## PROBLEM DETAILS
In the entries below, how many lines hold the string "поясу"? Give only the number.

Dataset items
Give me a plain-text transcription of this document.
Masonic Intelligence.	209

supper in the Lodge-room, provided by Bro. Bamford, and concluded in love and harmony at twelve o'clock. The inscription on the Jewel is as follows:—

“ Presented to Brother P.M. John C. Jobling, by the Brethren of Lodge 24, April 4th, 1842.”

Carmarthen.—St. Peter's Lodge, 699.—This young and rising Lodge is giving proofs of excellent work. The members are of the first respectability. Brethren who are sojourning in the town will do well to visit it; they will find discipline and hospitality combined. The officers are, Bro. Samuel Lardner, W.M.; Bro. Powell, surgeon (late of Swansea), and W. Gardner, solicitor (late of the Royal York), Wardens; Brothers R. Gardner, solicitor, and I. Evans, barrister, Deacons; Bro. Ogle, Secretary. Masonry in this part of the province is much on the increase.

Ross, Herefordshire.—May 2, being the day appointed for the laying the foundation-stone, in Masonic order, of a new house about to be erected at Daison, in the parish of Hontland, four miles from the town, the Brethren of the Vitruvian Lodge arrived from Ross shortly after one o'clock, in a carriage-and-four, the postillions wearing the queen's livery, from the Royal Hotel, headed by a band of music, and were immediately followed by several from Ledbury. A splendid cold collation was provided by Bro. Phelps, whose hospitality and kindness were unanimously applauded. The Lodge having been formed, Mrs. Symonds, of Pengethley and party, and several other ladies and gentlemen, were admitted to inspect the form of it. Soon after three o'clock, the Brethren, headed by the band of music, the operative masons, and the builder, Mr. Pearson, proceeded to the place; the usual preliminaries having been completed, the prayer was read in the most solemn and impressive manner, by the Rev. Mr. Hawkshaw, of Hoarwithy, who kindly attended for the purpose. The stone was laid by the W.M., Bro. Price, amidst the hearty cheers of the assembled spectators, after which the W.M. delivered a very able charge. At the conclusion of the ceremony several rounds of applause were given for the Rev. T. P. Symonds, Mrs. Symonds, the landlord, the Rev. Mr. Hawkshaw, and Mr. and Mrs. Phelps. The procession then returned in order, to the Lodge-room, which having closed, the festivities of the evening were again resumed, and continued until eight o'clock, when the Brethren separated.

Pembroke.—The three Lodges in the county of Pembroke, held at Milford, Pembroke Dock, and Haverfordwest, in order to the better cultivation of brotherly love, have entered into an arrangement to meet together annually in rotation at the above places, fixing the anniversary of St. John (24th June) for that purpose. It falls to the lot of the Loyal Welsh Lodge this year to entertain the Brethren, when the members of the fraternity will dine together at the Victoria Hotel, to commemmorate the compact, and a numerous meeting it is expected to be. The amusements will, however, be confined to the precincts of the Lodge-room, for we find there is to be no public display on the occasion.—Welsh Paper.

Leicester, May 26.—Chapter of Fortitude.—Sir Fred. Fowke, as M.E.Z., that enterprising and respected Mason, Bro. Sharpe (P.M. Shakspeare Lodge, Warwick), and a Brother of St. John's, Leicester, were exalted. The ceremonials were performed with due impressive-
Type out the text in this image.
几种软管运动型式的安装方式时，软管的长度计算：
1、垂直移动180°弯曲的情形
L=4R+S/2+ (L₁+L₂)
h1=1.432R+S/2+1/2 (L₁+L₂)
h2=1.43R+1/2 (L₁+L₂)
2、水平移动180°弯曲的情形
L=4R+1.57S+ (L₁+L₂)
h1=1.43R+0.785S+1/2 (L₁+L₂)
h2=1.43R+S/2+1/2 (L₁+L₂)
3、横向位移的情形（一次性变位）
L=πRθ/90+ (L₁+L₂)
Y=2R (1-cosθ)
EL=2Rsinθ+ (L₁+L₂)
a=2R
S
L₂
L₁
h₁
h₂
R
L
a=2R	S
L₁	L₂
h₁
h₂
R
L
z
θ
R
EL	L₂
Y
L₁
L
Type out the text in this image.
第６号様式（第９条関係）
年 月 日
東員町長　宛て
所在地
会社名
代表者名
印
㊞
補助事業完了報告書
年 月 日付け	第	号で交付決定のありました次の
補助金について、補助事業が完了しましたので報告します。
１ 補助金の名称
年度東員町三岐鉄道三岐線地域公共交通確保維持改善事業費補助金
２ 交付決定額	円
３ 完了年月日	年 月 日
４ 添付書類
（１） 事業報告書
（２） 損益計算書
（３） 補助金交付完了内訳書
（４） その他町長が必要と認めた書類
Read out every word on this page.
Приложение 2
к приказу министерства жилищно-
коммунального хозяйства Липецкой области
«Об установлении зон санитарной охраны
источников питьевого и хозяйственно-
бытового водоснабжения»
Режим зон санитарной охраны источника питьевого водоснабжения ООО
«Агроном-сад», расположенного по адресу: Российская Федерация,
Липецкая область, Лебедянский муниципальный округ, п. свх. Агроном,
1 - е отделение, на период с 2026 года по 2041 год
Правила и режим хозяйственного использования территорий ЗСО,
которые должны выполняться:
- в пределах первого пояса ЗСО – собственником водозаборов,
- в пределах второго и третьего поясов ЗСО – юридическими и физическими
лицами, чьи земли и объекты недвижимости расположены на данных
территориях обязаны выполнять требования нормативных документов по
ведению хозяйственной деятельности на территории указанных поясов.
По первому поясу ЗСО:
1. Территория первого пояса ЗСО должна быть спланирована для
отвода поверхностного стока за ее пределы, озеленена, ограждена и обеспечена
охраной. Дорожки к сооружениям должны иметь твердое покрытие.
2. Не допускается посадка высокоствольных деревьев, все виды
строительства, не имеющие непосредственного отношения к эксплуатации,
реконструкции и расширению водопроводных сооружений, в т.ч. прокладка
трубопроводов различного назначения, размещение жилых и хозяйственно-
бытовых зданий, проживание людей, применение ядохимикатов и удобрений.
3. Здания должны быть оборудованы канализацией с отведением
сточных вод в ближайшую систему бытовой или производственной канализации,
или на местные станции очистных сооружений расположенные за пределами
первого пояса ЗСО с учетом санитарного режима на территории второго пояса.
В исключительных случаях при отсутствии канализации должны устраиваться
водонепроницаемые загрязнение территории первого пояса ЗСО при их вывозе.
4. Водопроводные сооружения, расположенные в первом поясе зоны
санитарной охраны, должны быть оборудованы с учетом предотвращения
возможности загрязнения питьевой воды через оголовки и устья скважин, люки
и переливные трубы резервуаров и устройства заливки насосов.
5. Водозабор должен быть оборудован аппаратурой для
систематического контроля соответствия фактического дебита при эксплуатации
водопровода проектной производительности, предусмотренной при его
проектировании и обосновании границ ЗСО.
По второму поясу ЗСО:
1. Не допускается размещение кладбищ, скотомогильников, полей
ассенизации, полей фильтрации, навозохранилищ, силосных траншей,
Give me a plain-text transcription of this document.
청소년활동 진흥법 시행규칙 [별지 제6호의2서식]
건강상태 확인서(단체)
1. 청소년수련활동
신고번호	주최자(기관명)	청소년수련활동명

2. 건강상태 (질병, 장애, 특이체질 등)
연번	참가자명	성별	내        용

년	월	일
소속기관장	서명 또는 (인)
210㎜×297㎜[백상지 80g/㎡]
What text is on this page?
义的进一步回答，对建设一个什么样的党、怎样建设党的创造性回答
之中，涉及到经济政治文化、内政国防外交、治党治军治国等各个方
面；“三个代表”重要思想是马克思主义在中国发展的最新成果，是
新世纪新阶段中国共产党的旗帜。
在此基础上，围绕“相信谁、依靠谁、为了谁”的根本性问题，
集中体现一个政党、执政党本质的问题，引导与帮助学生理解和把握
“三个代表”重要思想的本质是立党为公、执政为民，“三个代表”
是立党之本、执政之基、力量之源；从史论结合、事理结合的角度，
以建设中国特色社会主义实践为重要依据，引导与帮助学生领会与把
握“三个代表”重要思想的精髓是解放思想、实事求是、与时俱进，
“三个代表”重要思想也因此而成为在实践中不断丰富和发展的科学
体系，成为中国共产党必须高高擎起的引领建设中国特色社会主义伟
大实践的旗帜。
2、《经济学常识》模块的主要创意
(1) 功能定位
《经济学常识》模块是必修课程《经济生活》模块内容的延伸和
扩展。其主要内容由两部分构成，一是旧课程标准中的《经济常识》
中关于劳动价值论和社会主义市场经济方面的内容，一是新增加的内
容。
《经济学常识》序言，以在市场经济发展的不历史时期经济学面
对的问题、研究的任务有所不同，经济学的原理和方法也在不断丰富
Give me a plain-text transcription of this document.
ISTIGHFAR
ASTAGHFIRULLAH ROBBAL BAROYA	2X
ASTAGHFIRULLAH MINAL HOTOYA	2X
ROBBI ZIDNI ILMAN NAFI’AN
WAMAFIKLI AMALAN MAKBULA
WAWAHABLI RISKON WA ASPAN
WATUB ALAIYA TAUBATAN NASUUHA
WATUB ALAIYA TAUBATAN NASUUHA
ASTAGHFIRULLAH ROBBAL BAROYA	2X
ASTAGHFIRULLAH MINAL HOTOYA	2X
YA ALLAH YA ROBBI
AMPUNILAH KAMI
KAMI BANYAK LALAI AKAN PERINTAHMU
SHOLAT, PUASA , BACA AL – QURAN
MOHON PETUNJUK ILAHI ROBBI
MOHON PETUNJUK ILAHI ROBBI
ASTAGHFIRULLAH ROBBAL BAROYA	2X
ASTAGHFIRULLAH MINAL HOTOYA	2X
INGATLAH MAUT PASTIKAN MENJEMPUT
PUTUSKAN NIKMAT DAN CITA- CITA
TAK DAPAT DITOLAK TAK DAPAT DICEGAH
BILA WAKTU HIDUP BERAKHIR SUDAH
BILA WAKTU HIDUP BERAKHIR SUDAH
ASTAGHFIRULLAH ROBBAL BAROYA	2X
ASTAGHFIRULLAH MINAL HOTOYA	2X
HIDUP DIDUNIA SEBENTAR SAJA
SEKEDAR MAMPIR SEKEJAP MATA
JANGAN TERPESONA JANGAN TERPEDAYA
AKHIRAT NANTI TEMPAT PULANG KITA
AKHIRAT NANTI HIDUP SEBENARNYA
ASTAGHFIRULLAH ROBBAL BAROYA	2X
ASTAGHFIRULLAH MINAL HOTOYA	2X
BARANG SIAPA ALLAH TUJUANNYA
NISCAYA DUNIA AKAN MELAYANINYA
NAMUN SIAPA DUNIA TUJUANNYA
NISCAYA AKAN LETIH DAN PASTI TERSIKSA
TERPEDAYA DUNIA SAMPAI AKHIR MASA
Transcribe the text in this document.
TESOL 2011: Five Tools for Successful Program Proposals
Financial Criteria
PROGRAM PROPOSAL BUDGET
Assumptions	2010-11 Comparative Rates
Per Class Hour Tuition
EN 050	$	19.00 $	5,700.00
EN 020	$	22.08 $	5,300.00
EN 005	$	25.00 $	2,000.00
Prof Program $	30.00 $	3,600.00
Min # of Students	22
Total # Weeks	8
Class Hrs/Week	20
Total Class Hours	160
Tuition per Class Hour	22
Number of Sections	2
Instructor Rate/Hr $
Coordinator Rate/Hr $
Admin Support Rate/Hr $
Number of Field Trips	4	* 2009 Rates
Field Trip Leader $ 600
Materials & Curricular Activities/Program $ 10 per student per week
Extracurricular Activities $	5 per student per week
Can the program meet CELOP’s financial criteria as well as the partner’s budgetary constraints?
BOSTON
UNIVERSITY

## TASK SOLUTION
2